- **What the task asks**: In the material below, find each line holding the string "degree" and copy it.

- **Records for processing**:

>> START

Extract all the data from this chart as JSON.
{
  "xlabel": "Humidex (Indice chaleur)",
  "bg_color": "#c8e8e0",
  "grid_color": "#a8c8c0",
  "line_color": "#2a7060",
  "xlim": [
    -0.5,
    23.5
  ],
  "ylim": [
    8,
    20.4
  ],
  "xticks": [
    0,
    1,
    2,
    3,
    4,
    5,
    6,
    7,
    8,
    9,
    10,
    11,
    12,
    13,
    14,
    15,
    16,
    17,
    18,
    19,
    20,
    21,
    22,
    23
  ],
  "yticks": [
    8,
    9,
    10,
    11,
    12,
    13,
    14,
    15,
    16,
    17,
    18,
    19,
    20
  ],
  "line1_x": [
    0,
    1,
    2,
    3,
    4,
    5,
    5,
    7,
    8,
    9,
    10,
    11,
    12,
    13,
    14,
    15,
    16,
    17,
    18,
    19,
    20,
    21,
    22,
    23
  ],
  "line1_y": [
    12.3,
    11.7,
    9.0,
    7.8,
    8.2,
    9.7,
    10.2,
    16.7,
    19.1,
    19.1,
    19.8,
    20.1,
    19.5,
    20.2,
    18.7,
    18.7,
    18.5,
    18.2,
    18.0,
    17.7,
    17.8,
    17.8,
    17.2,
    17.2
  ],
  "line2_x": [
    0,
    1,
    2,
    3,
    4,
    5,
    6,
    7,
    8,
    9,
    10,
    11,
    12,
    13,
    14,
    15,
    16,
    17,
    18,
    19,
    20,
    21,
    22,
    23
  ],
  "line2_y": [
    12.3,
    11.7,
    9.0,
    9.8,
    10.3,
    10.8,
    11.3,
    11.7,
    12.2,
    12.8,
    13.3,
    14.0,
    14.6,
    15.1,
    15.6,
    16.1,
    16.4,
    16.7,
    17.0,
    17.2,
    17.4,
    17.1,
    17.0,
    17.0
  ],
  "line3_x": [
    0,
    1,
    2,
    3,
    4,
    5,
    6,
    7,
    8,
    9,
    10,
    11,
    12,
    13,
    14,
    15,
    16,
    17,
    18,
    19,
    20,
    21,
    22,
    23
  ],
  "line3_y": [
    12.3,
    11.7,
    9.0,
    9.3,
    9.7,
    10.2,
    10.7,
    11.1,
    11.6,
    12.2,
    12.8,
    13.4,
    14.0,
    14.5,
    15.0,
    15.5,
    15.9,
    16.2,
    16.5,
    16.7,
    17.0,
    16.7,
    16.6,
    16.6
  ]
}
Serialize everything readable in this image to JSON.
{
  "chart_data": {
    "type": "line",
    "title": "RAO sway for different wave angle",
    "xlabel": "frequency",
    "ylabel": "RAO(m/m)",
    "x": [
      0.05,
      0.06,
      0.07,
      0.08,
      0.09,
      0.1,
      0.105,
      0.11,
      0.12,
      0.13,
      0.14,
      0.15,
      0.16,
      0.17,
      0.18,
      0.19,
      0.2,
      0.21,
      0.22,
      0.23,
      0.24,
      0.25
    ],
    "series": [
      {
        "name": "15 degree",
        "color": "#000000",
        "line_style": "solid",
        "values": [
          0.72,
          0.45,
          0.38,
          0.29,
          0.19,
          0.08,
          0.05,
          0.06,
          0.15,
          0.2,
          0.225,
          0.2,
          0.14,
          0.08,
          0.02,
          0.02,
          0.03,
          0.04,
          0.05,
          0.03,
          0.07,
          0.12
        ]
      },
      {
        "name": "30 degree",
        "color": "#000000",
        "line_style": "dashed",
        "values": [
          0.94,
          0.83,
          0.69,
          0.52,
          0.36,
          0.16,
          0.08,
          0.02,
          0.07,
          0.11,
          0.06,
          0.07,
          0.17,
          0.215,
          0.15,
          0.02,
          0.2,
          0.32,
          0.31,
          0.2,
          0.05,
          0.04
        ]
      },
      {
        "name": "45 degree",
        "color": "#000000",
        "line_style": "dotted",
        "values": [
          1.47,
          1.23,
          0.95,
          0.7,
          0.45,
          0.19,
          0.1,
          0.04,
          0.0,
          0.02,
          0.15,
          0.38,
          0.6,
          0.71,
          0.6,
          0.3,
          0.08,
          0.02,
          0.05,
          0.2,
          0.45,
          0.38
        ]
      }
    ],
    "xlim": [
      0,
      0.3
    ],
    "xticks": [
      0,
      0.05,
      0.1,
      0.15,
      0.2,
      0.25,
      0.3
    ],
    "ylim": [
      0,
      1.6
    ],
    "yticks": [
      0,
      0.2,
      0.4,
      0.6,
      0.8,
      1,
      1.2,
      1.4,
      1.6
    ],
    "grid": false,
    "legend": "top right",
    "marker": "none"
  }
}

>> END
>> START

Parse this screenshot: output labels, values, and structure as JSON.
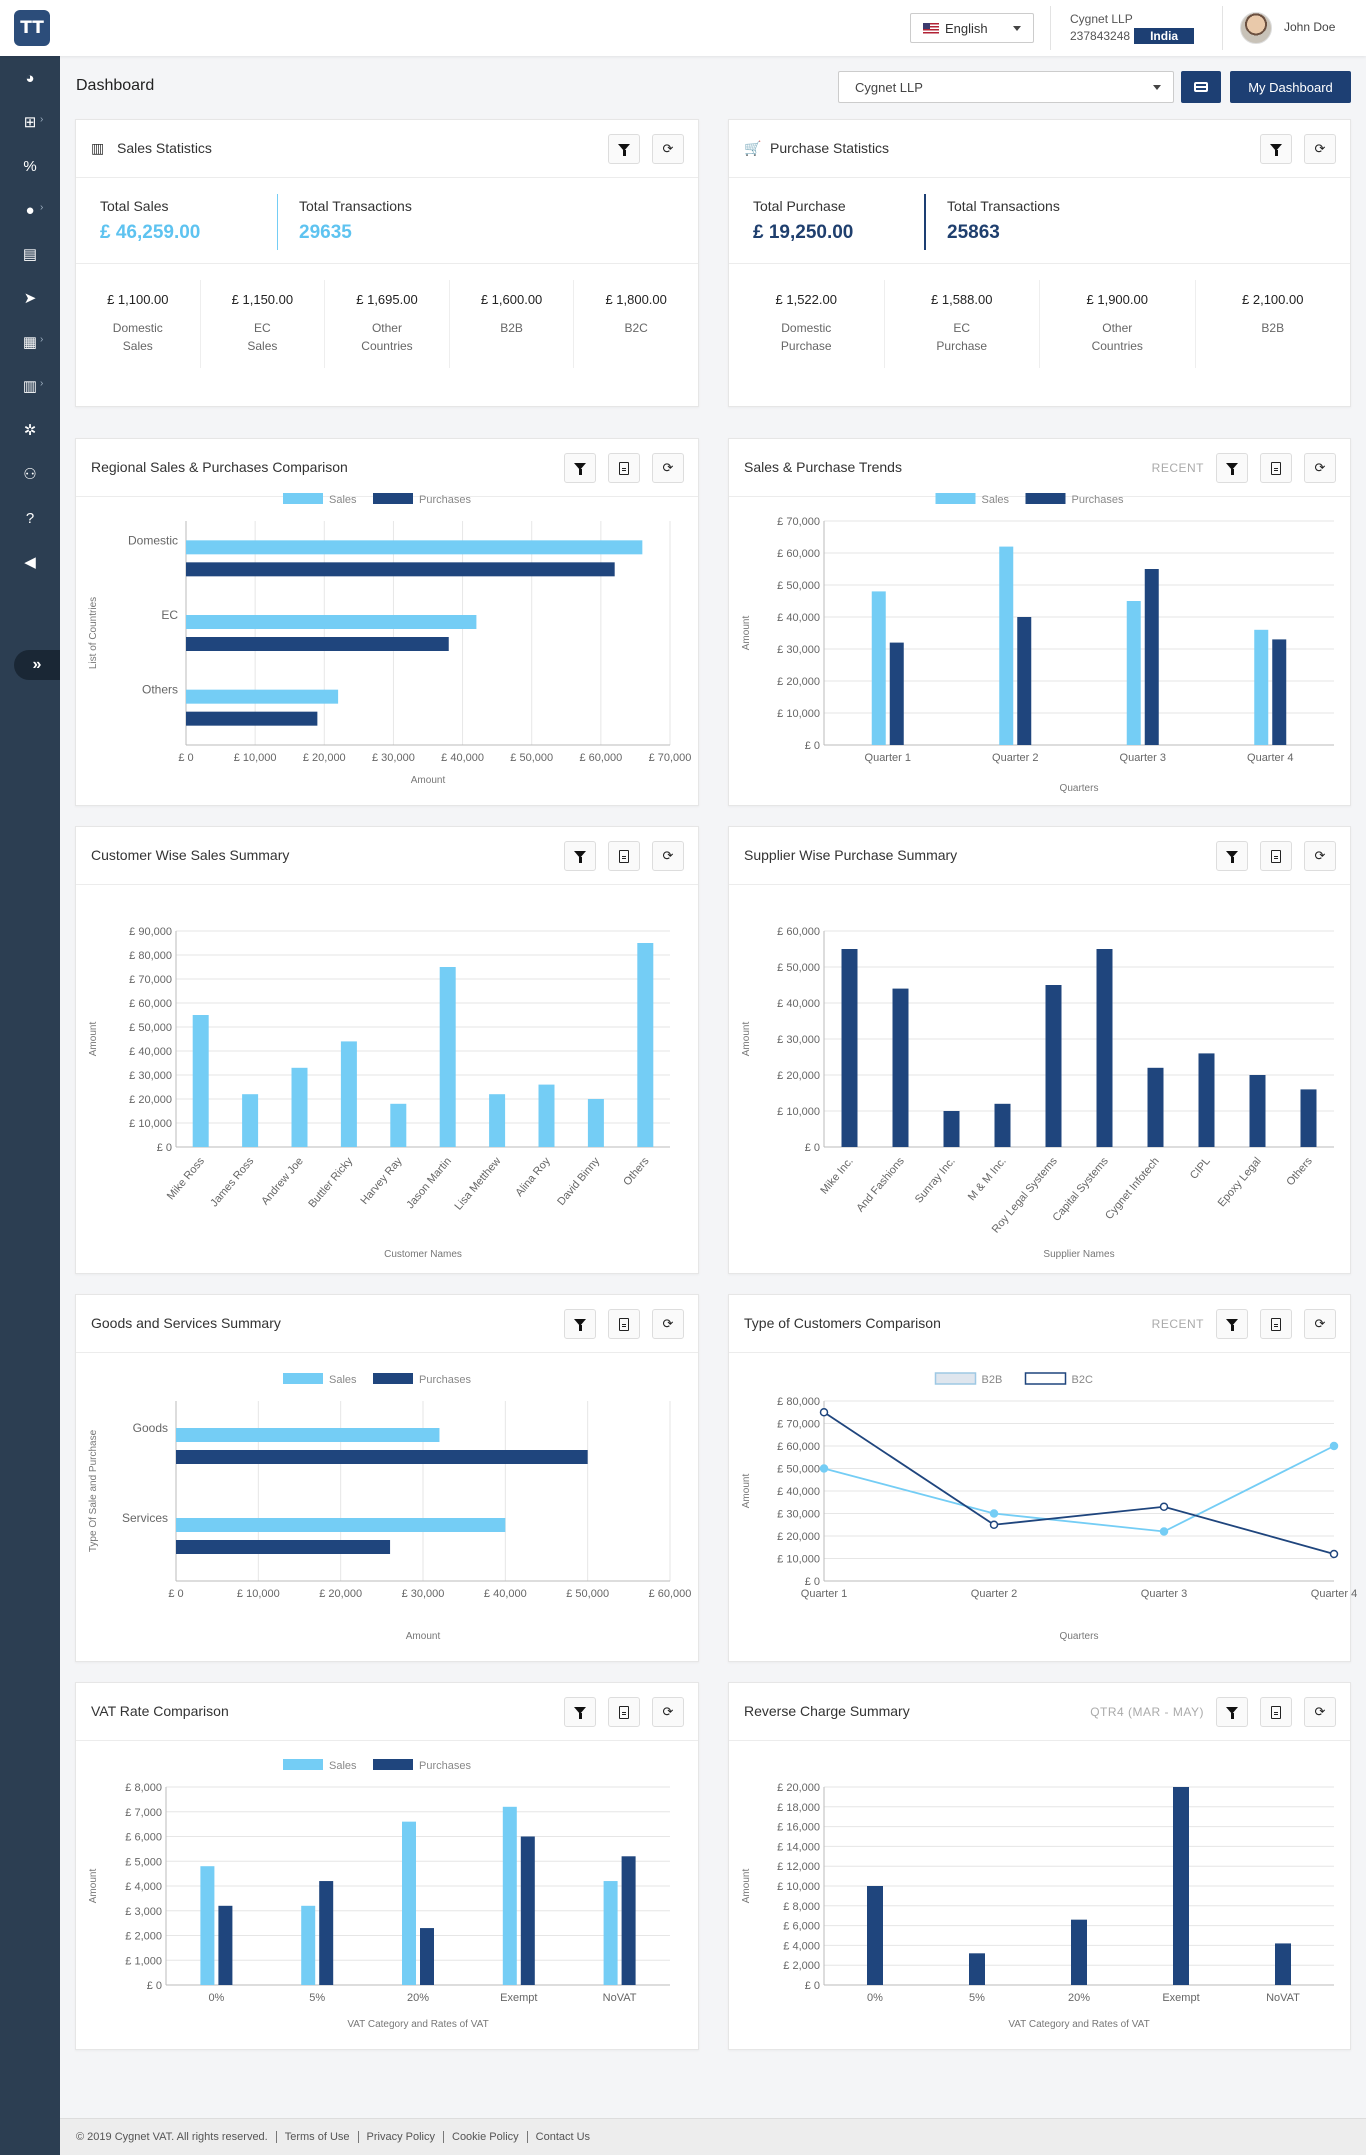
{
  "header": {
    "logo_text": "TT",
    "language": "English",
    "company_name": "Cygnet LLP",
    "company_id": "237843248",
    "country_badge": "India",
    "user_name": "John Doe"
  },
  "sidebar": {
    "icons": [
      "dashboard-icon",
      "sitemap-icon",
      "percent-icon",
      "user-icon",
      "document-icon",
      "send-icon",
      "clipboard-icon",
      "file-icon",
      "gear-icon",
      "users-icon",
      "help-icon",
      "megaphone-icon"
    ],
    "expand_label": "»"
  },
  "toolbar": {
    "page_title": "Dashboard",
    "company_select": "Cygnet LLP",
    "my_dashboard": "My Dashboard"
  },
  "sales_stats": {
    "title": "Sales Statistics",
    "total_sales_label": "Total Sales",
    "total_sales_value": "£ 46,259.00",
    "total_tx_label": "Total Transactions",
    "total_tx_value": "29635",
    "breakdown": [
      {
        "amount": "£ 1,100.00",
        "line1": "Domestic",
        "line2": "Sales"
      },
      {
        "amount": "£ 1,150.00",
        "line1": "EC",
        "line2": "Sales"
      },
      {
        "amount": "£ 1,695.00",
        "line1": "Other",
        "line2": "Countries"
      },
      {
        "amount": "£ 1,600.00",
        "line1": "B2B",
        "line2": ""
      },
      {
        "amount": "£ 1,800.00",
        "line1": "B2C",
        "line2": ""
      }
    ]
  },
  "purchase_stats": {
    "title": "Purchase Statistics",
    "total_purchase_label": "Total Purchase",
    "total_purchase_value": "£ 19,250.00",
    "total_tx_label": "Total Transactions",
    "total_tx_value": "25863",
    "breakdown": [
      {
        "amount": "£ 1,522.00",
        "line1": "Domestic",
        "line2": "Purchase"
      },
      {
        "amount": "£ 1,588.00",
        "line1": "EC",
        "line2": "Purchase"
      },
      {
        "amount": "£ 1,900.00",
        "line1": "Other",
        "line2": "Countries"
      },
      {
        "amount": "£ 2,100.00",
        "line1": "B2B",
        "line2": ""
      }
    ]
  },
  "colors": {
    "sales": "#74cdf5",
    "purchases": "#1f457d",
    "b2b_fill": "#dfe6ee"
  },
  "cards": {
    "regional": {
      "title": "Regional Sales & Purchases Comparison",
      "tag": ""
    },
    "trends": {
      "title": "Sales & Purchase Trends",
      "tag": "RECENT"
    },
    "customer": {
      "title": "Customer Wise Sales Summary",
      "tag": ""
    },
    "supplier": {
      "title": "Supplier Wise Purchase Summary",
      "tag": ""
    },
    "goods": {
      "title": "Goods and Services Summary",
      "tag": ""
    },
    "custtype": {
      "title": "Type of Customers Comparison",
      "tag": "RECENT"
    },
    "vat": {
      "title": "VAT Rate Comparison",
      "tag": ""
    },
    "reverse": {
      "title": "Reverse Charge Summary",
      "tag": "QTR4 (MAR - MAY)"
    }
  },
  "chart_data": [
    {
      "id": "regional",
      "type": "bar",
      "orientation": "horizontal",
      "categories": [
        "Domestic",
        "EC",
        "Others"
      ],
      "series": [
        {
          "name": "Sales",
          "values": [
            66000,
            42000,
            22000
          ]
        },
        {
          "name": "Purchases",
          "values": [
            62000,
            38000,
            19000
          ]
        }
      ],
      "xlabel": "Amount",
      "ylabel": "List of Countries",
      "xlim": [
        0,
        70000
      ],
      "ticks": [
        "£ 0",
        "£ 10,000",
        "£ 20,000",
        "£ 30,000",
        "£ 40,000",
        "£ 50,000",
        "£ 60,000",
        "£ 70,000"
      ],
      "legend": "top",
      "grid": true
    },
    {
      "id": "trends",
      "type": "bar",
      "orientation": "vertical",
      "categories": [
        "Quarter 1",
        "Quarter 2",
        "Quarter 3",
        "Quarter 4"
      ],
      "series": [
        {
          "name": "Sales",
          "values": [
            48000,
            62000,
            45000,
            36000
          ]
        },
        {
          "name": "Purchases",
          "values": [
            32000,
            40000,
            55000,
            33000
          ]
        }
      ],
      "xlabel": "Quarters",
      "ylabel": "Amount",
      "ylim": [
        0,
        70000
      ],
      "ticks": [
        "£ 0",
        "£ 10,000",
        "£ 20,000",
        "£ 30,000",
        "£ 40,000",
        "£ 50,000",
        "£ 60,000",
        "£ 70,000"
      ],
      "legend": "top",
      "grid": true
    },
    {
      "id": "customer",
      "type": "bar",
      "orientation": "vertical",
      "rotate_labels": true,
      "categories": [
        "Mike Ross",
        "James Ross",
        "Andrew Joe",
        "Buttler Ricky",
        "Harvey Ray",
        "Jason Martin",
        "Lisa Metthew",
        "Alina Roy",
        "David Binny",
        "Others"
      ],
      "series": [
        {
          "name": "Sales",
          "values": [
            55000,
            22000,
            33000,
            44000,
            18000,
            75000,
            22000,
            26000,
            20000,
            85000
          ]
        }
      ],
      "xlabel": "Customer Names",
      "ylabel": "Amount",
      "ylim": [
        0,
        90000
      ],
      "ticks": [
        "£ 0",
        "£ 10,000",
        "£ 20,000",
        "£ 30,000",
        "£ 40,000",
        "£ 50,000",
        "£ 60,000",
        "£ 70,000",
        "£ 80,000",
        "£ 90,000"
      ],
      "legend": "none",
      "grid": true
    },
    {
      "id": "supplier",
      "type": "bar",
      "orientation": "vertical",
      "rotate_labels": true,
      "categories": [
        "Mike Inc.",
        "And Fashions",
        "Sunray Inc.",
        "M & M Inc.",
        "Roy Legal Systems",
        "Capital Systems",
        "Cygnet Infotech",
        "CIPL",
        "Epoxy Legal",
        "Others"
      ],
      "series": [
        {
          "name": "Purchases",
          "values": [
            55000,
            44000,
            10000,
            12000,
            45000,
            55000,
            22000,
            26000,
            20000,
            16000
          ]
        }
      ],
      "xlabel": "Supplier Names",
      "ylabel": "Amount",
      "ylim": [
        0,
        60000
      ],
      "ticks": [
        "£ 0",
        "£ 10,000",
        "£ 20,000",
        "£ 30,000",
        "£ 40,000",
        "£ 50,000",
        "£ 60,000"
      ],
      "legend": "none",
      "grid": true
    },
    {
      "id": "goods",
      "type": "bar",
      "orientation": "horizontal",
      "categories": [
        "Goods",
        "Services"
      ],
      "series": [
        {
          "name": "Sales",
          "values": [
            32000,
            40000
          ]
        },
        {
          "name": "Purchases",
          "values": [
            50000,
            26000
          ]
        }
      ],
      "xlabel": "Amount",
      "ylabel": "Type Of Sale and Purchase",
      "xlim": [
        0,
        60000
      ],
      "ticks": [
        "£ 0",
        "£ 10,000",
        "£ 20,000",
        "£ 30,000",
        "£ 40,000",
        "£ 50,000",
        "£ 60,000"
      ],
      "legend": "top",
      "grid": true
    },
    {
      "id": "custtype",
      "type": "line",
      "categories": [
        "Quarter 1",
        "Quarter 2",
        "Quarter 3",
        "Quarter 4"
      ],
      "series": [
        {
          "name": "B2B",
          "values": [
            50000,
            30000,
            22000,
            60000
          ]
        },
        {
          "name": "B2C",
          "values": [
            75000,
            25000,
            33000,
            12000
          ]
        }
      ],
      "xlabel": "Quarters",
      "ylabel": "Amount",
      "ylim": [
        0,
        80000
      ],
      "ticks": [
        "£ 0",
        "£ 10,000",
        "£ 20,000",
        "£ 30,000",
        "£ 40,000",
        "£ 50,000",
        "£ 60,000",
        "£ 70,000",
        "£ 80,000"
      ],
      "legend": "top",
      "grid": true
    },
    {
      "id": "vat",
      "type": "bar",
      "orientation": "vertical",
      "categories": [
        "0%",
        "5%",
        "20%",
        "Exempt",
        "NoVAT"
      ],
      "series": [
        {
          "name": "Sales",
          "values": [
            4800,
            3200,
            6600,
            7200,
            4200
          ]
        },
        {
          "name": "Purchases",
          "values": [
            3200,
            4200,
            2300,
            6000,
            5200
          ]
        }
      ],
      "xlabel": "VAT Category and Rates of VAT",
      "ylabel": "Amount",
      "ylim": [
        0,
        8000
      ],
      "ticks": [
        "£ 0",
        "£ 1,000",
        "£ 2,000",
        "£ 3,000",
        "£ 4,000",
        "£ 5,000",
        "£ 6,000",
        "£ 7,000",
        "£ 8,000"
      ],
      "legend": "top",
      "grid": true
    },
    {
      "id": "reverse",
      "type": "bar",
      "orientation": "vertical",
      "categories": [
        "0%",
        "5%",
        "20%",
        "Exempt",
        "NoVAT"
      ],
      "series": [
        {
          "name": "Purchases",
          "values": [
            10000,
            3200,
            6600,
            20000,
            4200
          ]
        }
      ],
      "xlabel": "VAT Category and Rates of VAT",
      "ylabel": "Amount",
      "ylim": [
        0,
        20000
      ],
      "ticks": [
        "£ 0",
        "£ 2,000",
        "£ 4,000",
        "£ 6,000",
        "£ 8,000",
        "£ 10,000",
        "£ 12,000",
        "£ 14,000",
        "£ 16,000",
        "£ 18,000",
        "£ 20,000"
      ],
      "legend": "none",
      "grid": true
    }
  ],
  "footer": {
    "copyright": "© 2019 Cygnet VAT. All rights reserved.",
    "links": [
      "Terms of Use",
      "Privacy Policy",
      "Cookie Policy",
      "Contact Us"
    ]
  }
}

>> END

- **Worked answer**:
        "name": "15 degree",
        "name": "30 degree",
        "name": "45 degree",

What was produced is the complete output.